• **Exercise**
Report, word for word, every line of the material that contains "this".

• **Data listing**
********

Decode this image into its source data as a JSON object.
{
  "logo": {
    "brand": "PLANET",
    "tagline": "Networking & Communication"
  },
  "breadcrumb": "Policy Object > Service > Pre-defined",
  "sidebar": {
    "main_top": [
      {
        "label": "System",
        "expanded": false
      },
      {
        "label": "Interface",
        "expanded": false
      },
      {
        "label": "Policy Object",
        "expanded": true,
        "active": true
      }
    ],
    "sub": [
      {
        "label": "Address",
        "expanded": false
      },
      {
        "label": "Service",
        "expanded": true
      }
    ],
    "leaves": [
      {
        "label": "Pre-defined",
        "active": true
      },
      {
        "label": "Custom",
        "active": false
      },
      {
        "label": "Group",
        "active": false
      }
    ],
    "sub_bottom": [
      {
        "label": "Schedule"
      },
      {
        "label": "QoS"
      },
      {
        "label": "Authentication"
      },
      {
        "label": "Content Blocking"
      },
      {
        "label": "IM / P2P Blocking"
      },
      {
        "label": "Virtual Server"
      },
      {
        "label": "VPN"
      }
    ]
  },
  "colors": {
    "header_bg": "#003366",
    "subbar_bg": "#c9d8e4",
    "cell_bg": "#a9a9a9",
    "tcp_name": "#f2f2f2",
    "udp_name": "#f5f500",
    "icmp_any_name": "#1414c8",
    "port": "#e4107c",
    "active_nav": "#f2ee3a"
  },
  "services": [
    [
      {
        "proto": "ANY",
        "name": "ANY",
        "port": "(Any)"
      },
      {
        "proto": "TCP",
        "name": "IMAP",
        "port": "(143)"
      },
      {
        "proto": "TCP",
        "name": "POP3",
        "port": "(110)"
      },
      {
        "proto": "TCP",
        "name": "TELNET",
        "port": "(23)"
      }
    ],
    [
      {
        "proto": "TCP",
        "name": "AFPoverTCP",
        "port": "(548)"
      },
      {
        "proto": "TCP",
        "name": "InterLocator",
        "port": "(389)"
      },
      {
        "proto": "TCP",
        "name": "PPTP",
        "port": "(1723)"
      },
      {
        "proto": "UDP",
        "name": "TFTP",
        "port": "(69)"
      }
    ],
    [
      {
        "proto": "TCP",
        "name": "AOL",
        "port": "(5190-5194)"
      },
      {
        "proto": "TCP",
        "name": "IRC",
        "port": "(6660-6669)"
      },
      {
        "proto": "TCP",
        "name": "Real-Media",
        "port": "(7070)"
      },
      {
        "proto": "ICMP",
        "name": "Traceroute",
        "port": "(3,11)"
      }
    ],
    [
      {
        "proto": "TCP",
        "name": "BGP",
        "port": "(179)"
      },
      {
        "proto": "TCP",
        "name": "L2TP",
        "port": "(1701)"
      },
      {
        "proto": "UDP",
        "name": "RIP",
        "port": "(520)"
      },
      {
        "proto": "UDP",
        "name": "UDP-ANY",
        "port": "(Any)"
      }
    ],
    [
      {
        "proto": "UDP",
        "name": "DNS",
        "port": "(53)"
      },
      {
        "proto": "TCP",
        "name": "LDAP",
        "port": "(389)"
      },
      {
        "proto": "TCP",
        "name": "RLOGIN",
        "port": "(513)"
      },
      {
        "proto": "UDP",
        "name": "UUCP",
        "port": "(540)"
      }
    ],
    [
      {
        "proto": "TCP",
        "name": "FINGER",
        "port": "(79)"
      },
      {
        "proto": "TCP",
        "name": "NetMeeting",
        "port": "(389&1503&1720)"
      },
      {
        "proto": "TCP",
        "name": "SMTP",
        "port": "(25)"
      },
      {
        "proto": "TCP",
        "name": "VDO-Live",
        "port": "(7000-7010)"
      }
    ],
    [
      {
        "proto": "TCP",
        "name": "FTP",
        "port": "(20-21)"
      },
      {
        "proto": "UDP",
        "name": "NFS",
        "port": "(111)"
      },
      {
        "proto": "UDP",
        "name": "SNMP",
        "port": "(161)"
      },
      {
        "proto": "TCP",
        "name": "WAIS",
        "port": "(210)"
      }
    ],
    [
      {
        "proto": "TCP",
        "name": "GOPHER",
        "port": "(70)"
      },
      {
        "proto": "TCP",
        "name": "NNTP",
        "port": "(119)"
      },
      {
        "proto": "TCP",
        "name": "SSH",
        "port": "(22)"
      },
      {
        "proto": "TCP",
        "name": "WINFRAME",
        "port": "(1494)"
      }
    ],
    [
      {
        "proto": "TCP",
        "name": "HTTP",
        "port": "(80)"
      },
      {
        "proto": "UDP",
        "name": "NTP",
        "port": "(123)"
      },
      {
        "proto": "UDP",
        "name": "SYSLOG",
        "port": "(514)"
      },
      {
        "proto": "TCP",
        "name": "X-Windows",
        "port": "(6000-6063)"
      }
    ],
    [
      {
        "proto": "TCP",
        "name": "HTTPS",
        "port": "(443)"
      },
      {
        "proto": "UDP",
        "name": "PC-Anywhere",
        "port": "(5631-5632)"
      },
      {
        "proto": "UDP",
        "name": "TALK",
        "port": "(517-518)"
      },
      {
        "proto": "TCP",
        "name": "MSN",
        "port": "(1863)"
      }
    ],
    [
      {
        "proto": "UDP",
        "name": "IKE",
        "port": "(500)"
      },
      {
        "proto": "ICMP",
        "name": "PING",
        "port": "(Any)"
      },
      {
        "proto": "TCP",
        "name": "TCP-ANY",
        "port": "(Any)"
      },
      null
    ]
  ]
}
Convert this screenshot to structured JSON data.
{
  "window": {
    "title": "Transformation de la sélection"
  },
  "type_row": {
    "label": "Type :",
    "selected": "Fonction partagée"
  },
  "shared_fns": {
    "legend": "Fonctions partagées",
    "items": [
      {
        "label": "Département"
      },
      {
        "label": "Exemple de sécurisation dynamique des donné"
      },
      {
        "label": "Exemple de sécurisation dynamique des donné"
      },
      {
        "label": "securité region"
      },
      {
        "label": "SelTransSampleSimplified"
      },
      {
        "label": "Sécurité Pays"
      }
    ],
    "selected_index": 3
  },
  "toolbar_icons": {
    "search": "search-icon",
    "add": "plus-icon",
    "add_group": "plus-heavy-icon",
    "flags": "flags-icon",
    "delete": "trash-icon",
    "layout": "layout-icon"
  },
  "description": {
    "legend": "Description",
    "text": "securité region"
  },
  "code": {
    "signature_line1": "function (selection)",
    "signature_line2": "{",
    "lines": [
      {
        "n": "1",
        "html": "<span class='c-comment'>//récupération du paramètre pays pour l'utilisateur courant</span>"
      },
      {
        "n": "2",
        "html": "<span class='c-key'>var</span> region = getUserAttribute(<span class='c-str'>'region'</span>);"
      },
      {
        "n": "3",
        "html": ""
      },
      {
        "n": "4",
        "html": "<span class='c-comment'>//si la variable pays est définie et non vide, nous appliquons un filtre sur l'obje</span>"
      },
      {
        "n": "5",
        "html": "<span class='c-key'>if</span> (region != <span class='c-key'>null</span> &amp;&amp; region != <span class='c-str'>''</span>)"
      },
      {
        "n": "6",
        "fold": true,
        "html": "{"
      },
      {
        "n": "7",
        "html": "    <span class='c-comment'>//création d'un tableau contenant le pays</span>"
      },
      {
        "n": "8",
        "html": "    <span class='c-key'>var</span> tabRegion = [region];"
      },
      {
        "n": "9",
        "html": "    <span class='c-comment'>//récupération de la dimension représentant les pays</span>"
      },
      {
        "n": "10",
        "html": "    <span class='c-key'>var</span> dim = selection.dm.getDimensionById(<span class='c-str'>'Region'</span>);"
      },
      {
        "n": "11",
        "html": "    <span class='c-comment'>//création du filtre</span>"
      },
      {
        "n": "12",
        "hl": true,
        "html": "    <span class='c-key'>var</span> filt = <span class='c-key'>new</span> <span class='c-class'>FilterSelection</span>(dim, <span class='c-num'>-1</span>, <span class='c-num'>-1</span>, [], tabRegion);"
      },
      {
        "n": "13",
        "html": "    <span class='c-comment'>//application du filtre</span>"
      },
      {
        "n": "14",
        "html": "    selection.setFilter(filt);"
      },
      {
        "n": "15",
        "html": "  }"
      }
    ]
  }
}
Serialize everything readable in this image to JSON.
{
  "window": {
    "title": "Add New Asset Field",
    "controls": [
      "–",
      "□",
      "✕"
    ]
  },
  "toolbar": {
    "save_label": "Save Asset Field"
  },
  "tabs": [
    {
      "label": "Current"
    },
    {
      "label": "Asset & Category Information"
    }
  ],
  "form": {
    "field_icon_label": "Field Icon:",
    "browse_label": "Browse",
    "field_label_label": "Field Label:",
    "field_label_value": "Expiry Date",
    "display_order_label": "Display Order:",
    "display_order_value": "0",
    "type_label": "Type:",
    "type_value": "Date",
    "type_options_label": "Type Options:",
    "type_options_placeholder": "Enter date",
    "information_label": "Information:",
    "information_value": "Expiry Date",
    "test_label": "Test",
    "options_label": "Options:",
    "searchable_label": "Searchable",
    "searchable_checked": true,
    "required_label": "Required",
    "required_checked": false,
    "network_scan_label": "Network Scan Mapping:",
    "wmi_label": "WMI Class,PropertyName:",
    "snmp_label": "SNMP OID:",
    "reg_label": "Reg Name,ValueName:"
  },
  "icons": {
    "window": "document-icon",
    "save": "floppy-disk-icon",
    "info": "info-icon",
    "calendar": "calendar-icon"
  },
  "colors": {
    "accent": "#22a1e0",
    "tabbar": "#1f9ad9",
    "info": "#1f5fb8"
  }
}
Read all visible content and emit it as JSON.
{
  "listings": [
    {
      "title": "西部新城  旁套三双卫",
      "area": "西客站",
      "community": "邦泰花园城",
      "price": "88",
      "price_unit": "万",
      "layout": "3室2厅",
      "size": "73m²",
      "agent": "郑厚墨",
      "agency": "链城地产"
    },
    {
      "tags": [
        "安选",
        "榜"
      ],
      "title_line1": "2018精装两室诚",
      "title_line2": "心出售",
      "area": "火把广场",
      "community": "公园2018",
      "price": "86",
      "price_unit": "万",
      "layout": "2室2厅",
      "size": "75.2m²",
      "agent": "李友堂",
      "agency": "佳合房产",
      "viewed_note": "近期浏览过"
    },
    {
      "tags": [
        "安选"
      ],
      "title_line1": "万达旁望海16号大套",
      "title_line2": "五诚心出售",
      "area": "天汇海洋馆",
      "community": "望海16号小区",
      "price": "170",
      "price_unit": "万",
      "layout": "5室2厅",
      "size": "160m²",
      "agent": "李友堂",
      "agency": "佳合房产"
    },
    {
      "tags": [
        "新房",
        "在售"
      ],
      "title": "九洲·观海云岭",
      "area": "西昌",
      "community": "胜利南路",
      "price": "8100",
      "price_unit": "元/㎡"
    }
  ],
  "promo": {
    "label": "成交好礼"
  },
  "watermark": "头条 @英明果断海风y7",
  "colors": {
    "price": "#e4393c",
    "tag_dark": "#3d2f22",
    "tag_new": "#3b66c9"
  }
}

********

• **Exercise solution**
Decode this image into its source data as a JSON object.
Convert this screenshot to structured JSON data.
Serialize everything readable in this image to JSON.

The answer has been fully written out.